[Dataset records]
..............................
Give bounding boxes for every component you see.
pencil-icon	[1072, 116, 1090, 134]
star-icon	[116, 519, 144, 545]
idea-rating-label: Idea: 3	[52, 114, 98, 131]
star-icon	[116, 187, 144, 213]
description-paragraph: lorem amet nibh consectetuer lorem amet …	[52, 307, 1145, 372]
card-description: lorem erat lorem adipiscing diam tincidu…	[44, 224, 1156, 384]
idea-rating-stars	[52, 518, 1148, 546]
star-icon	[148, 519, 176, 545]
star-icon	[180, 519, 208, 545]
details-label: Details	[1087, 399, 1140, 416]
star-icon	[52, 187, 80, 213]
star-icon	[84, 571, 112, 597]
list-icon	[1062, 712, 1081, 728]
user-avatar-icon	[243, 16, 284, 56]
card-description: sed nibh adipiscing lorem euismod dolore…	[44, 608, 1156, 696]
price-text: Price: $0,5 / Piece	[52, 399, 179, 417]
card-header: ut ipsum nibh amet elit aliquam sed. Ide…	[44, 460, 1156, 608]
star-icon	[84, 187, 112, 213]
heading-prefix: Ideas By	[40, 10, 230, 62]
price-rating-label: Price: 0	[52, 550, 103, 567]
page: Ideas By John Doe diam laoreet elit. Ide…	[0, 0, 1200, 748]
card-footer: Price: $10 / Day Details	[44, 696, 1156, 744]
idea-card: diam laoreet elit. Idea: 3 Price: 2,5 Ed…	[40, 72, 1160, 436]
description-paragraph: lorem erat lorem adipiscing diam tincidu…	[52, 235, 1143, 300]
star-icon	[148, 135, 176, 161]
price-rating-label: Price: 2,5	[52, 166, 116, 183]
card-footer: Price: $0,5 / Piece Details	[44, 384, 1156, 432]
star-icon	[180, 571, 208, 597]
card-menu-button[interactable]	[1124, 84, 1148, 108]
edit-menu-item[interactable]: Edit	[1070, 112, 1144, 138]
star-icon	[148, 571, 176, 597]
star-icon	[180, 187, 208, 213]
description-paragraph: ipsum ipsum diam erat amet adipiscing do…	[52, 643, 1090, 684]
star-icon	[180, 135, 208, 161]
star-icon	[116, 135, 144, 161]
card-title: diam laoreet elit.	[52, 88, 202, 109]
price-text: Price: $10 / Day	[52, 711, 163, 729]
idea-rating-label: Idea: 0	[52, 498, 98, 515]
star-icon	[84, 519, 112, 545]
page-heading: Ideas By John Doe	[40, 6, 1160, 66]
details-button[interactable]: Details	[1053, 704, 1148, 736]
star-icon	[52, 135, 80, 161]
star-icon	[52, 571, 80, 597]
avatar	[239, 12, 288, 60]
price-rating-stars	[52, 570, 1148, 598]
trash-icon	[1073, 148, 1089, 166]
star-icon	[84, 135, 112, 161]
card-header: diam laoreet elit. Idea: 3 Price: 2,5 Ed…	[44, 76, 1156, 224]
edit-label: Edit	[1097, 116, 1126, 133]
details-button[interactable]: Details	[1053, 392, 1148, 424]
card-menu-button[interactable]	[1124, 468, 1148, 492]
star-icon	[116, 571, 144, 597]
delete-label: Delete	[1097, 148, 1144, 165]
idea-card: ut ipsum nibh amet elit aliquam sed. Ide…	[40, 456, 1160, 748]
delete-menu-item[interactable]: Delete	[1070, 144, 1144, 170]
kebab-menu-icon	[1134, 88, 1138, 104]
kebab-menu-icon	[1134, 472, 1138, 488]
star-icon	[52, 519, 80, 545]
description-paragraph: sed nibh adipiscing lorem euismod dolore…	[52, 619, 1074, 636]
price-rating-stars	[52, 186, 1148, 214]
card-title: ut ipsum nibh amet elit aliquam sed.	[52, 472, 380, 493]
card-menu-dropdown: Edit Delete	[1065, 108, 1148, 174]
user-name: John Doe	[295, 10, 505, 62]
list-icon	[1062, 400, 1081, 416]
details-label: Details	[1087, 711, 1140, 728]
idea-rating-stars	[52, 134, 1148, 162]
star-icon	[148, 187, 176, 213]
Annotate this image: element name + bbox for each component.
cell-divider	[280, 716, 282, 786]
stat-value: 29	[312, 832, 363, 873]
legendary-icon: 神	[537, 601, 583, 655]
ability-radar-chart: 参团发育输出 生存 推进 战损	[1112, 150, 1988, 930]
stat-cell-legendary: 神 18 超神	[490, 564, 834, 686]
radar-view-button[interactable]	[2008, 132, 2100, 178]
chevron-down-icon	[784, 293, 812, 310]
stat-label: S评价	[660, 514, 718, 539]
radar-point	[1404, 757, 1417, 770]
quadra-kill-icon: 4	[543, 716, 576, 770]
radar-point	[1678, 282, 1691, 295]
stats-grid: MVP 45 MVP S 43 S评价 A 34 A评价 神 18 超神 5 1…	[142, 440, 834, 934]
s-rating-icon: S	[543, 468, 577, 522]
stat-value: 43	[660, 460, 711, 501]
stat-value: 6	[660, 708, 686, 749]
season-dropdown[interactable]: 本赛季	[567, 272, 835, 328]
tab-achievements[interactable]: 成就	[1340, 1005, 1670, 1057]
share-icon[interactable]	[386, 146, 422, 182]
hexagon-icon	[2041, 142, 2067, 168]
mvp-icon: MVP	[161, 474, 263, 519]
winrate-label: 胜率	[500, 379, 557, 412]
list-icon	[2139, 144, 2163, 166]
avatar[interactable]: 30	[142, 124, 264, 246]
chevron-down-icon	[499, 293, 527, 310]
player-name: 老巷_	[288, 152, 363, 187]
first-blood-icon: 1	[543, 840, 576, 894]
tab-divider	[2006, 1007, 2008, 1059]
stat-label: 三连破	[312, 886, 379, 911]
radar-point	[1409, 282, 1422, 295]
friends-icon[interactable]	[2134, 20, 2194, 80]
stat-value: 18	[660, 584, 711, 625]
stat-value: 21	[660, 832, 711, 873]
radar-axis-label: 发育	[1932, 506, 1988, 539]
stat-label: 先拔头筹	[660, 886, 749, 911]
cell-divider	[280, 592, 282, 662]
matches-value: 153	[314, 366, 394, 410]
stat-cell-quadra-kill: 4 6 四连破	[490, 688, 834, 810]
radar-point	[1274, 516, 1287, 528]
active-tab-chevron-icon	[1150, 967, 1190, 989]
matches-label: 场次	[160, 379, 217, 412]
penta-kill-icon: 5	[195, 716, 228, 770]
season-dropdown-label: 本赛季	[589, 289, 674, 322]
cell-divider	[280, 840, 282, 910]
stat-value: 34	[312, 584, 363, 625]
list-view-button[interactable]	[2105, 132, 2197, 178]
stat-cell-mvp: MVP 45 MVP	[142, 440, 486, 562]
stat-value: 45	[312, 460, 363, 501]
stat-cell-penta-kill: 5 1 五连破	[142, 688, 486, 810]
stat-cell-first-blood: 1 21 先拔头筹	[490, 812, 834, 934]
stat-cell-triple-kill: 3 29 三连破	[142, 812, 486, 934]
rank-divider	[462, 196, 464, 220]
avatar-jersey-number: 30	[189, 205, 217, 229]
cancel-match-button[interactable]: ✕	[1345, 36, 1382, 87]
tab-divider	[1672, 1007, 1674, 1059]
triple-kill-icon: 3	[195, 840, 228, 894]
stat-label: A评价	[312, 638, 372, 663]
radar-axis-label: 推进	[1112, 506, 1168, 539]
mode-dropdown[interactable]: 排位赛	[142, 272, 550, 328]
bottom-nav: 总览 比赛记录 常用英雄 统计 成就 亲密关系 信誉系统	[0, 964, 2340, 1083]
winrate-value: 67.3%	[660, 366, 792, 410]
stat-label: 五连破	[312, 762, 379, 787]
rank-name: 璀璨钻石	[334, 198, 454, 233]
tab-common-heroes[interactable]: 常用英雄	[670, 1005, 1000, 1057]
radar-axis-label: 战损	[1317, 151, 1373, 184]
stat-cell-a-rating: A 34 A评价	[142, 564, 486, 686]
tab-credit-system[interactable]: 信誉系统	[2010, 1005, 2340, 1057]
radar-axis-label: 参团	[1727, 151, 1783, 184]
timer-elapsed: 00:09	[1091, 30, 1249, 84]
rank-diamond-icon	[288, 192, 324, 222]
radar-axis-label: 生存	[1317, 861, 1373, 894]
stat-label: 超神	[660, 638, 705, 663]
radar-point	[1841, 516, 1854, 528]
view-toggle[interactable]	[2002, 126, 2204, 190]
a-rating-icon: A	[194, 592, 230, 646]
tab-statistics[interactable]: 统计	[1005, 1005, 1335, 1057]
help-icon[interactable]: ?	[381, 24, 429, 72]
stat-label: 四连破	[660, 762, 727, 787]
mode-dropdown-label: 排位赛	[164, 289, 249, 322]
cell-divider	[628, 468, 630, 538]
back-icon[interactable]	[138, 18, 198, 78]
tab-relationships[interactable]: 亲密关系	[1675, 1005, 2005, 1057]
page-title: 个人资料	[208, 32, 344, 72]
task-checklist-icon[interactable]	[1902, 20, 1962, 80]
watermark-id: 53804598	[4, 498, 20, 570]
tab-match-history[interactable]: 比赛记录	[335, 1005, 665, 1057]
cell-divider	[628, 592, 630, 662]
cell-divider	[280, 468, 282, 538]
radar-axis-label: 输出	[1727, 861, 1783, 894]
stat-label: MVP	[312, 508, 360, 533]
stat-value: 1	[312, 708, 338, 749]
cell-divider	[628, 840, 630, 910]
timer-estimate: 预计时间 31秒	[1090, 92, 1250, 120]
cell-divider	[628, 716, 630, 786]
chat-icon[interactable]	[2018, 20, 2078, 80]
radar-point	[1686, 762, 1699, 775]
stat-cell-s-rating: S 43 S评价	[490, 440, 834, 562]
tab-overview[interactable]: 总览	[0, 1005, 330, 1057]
..............................
- _Task to complete_:
Arrange the lines from the beginning of the records through the line containing "84, 1148, 108]", inclusive, as a numbered list. Leave out any blank lines.

- _Answer for this exercise_:
1. Give bounding boxes for every component you see.
2. pencil-icon	[1072, 116, 1090, 134]
3. star-icon	[116, 519, 144, 545]
4. idea-rating-label: Idea: 3	[52, 114, 98, 131]
5. star-icon	[116, 187, 144, 213]
6. description-paragraph: lorem amet nibh consectetuer lorem amet …	[52, 307, 1145, 372]
7. card-description: lorem erat lorem adipiscing diam tincidu…	[44, 224, 1156, 384]
8. idea-rating-stars	[52, 518, 1148, 546]
9. star-icon	[148, 519, 176, 545]
10. star-icon	[180, 519, 208, 545]
11. details-label: Details	[1087, 399, 1140, 416]
12. star-icon	[52, 187, 80, 213]
13. star-icon	[84, 571, 112, 597]
14. list-icon	[1062, 712, 1081, 728]
15. user-avatar-icon	[243, 16, 284, 56]
16. card-description: sed nibh adipiscing lorem euismod dolore…	[44, 608, 1156, 696]
17. price-text: Price: $0,5 / Piece	[52, 399, 179, 417]
18. card-header: ut ipsum nibh amet elit aliquam sed. Ide…	[44, 460, 1156, 608]
19. star-icon	[84, 187, 112, 213]
20. heading-prefix: Ideas By	[40, 10, 230, 62]
21. price-rating-label: Price: 0	[52, 550, 103, 567]
22. page: Ideas By John Doe diam laoreet elit. Ide…	[0, 0, 1200, 748]
23. card-footer: Price: $10 / Day Details	[44, 696, 1156, 744]
24. idea-card: diam laoreet elit. Idea: 3 Price: 2,5 Ed…	[40, 72, 1160, 436]
25. description-paragraph: lorem erat lorem adipiscing diam tincidu…	[52, 235, 1143, 300]
26. star-icon	[148, 135, 176, 161]
27. price-rating-label: Price: 2,5	[52, 166, 116, 183]
28. card-footer: Price: $0,5 / Piece Details	[44, 384, 1156, 432]
29. star-icon	[180, 571, 208, 597]
30. card-menu-button[interactable]	[1124, 84, 1148, 108]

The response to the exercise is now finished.